Dataset entries:
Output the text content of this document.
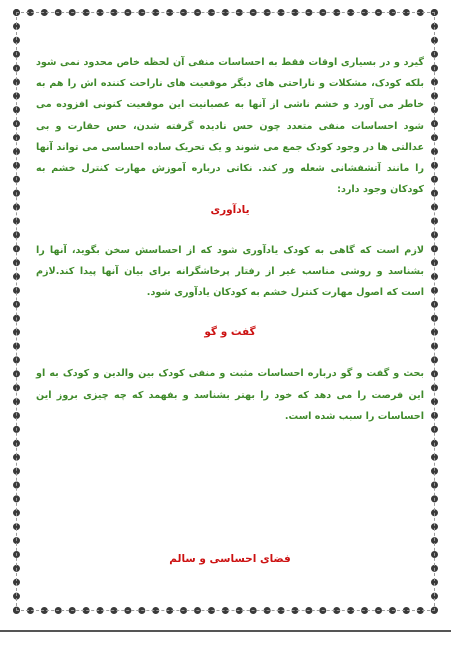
گیرد و در بسیاری اوقات فقط به احساسات منفی آن لحظه خاص محدود نمی شود بلکه کودک، مشکلات و ناراحتی های دیگر موقعیت های ناراحت کننده اش را هم به خاطر می آورد و خشم ناشی از آنها به عصبانیت این موقعیت کنونی افزوده می شود احساسات منفی متعدد چون حس نادیده گرفته شدن، حس حقارت و بی عدالتی ها در وجود کودک جمع می شوند و یک تحریک ساده احساسی می تواند آنها را مانند آتشفشانی شعله ور کند. نکاتی درباره آموزش مهارت کنترل خشم به کودکان وجود دارد:

یادآوری

لازم است که گاهی به کودک یادآوری شود که از احساسش سخن بگوید، آنها را بشناسد و روشی مناسب غیر از رفتار پرخاشگرانه برای بیان آنها پیدا کند.لازم است که اصول مهارت کنترل خشم به کودکان یادآوری شود.

گفت و گو

بحث و گفت و گو درباره احساسات مثبت و منفی کودک بین والدین و کودک به او این فرصت را می دهد که خود را بهتر بشناسد و بفهمد که چه چیزی بروز این احساسات را سبب شده است.

فضای احساسی و سالم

What you have to do »
Identify the lines of the data that contain the word "یادآوری". Copy each of them.

Response to this task »
یادآوری
لازم است که گاهی به کودک یادآوری شود که از احساسش سخن بگوید، آنها را بشناسد و روشی مناسب غیر از رفتار پرخاشگرانه برای بیان آنها پیدا کند.لازم است که اصول مهارت کنترل خشم به کودکان یادآوری شود.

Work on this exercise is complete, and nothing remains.